* Exercise materials:
--- Begin ---

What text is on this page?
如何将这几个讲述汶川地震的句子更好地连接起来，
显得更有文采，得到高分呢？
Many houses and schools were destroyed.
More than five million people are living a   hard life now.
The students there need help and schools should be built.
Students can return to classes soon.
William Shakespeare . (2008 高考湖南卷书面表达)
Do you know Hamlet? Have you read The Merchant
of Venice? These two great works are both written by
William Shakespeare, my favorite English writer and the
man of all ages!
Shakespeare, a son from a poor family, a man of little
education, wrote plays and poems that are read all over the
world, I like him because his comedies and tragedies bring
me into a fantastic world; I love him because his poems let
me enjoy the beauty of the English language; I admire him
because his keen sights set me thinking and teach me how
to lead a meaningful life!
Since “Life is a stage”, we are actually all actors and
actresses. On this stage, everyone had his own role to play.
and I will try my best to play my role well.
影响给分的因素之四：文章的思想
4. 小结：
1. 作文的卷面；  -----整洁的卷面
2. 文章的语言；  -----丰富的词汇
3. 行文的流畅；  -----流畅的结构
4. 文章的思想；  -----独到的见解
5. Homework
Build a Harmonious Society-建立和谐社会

--- End ---
--- Begin ---

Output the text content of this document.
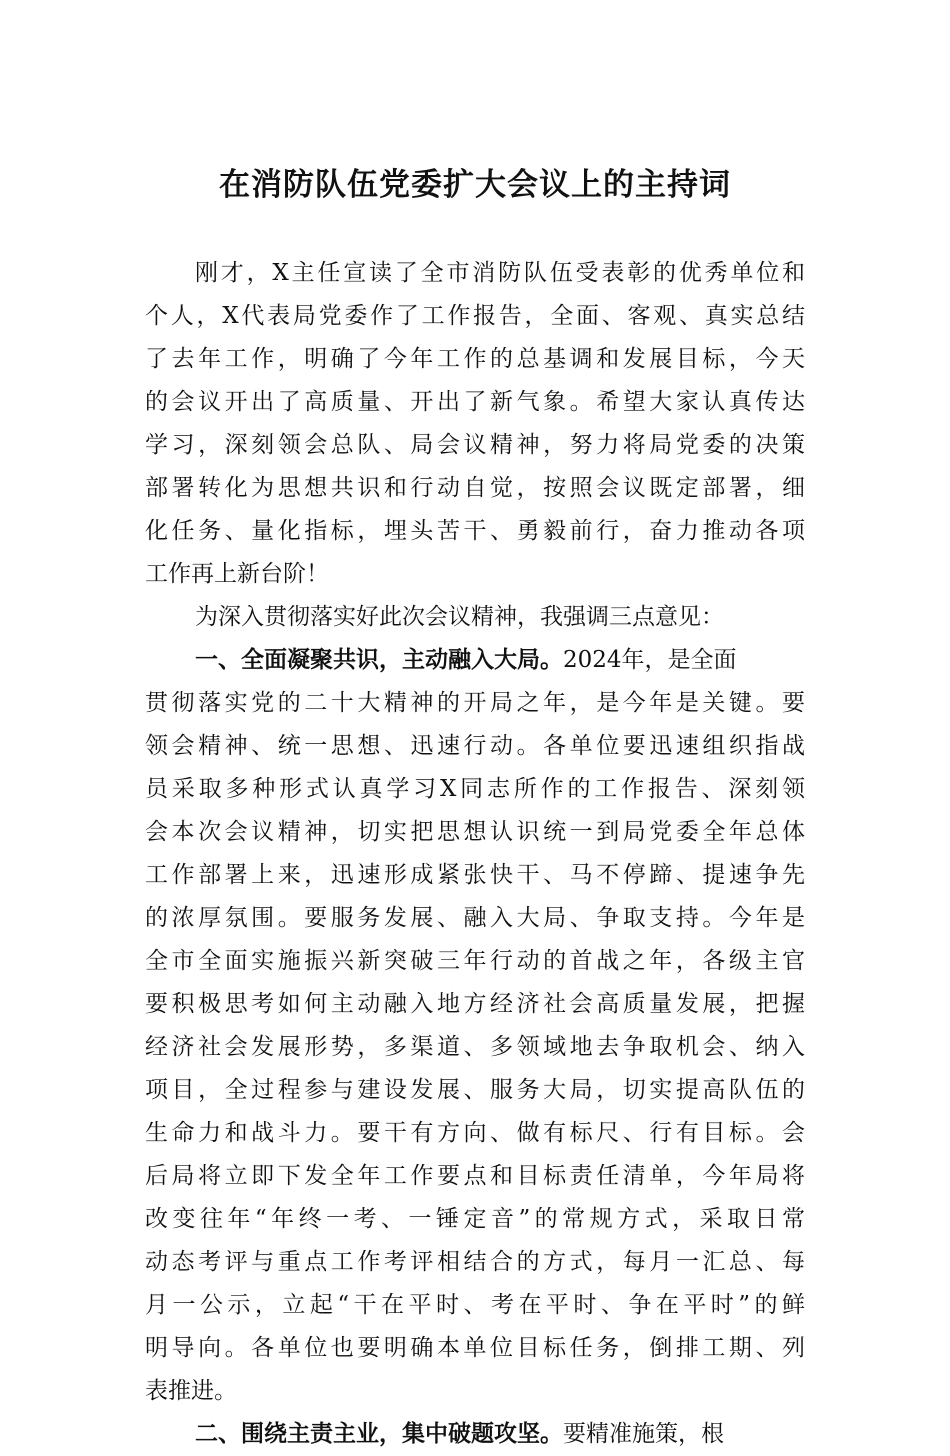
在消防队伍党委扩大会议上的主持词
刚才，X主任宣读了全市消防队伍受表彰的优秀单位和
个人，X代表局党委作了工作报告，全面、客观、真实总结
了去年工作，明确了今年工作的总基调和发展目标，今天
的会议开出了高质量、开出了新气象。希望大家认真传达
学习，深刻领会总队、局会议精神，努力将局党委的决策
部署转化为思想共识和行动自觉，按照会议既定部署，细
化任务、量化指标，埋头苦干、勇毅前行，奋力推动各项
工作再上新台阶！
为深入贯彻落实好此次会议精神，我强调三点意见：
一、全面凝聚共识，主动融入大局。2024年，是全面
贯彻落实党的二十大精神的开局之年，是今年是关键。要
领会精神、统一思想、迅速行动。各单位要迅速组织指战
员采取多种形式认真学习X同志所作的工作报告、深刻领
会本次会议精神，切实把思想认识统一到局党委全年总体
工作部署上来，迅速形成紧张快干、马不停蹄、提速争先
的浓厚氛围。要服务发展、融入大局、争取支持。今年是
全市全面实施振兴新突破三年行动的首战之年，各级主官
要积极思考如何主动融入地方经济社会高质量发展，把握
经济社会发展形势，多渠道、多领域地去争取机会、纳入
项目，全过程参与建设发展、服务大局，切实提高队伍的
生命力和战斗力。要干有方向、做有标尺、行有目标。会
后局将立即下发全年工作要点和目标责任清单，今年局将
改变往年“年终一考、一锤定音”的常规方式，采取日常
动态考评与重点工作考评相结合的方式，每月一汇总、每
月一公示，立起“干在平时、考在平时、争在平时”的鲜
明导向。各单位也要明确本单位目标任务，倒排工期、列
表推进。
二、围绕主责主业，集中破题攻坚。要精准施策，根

--- End ---

* What the task asks: Out of the records, collect only those lines that contain the string "text".

* Full response:
What text is on this page?
Output the text content of this document.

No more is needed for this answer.